Items —
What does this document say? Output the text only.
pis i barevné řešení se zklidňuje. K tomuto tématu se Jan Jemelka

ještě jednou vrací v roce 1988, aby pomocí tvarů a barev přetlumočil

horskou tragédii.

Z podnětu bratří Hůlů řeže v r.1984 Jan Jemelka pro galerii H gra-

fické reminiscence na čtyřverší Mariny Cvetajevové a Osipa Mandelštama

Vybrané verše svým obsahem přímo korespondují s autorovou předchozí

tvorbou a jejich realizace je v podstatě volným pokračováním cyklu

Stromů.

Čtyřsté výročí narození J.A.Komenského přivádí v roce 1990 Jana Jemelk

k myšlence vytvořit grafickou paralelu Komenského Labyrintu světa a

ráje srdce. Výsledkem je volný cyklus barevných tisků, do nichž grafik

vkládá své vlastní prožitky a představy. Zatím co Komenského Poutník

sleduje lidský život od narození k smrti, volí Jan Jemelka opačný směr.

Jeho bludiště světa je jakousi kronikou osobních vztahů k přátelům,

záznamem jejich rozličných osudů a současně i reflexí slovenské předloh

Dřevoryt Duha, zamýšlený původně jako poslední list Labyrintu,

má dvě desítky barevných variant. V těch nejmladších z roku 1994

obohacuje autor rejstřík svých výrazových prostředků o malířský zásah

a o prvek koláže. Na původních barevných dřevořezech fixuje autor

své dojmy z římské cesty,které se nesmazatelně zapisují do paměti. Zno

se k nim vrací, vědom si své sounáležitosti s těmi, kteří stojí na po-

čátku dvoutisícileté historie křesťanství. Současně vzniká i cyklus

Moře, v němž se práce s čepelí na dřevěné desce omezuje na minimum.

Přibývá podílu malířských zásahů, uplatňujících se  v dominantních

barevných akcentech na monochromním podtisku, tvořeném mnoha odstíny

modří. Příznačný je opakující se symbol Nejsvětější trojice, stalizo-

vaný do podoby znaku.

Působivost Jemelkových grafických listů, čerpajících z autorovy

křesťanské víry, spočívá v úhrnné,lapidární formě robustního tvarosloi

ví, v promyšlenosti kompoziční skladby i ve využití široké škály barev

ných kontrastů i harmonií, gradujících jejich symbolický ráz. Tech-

What the task asks — The records above should be repeated in full, exactly as given.

Expected answer —
What does this document say? Output the text only.
pis i barevné řešení se zklidňuje. K tomuto tématu se Jan Jemelka

ještě jednou vrací v roce 1988, aby pomocí tvarů a barev přetlumočil

horskou tragédii.

Z podnětu bratří Hůlů řeže v r.1984 Jan Jemelka pro galerii H gra-

fické reminiscence na čtyřverší Mariny Cvetajevové a Osipa Mandelštama

Vybrané verše svým obsahem přímo korespondují s autorovou předchozí

tvorbou a jejich realizace je v podstatě volným pokračováním cyklu

Stromů.

Čtyřsté výročí narození J.A.Komenského přivádí v roce 1990 Jana Jemelk

k myšlence vytvořit grafickou paralelu Komenského Labyrintu světa a

ráje srdce. Výsledkem je volný cyklus barevných tisků, do nichž grafik

vkládá své vlastní prožitky a představy. Zatím co Komenského Poutník

sleduje lidský život od narození k smrti, volí Jan Jemelka opačný směr.

Jeho bludiště světa je jakousi kronikou osobních vztahů k přátelům,

záznamem jejich rozličných osudů a současně i reflexí slovenské předloh

Dřevoryt Duha, zamýšlený původně jako poslední list Labyrintu,

má dvě desítky barevných variant. V těch nejmladších z roku 1994

obohacuje autor rejstřík svých výrazových prostředků o malířský zásah

a o prvek koláže. Na původních barevných dřevořezech fixuje autor

své dojmy z římské cesty,které se nesmazatelně zapisují do paměti. Zno

se k nim vrací, vědom si své sounáležitosti s těmi, kteří stojí na po-

čátku dvoutisícileté historie křesťanství. Současně vzniká i cyklus

Moře, v němž se práce s čepelí na dřevěné desce omezuje na minimum.

Přibývá podílu malířských zásahů, uplatňujících se  v dominantních

barevných akcentech na monochromním podtisku, tvořeném mnoha odstíny

modří. Příznačný je opakující se symbol Nejsvětější trojice, stalizo-

vaný do podoby znaku.

Působivost Jemelkových grafických listů, čerpajících z autorovy

křesťanské víry, spočívá v úhrnné,lapidární formě robustního tvarosloi

ví, v promyšlenosti kompoziční skladby i ve využití široké škály barev

ných kontrastů i harmonií, gradujících jejich symbolický ráz. Tech-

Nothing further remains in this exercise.